▶ _Task statement_
From the listing, collect all lines containing the word "ציונים".

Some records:
----------------------------------------

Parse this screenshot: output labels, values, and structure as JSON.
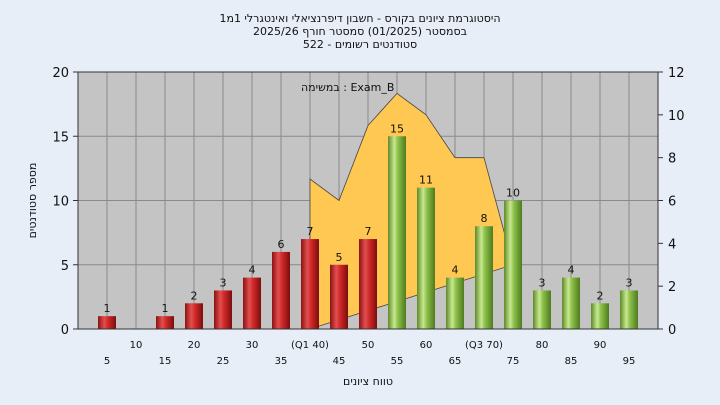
{
  "chart_data": {
    "type": "bar",
    "title_lines": [
      "היסטוגרמת ציונים בקורס - חשבון דיפרנציאלי ואינטגרלי 1מ1",
      "בסמסטר  (01/2025)  סמסטר חורף 2025/26",
      "סטודנטים רשומים - 522"
    ],
    "annotation": "Exam_B : במשימה",
    "xlabel": "טווח ציונים",
    "ylabel": "מספר סטודנטים",
    "x_tick_labels": [
      "5",
      "10",
      "15",
      "20",
      "25",
      "30",
      "35",
      "(Q1 40)",
      "45",
      "50",
      "55",
      "60",
      "65",
      "(Q3 70)",
      "75",
      "80",
      "85",
      "90",
      "95"
    ],
    "categories": [
      5,
      10,
      15,
      20,
      25,
      30,
      35,
      40,
      45,
      50,
      55,
      60,
      65,
      70,
      75,
      80,
      85,
      90,
      95
    ],
    "values": [
      1,
      0,
      1,
      2,
      3,
      4,
      6,
      7,
      5,
      7,
      15,
      11,
      4,
      8,
      10,
      3,
      4,
      2,
      3
    ],
    "value_labels": [
      "1",
      "",
      "1",
      "2",
      "3",
      "4",
      "6",
      "7",
      "5",
      "7",
      "15",
      "11",
      "4",
      "8",
      "10",
      "3",
      "4",
      "2",
      "3"
    ],
    "ylim": [
      0,
      20
    ],
    "yticks": [
      0,
      5,
      10,
      15,
      20
    ],
    "y2lim": [
      0,
      12
    ],
    "y2ticks": [
      0,
      2,
      4,
      6,
      8,
      10,
      12
    ],
    "area_series": {
      "x": [
        40,
        40,
        45,
        50,
        55,
        60,
        65,
        70,
        75
      ],
      "y": [
        0,
        7,
        6,
        9.5,
        11,
        10,
        8,
        8,
        3
      ]
    },
    "colors": {
      "low_bar": "#d42a2a",
      "high_bar": "#8cc04a",
      "area": "#ffc852",
      "plot_bg": "#c4c4c4",
      "page_bg": "#e7eef8"
    },
    "grid": true
  }
}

----------------------------------------

▶ _Written answer_
      "היסטוגרמת ציונים בקורס - חשבון דיפרנציאלי ואינטגרלי 1מ1",
    "xlabel": "טווח ציונים",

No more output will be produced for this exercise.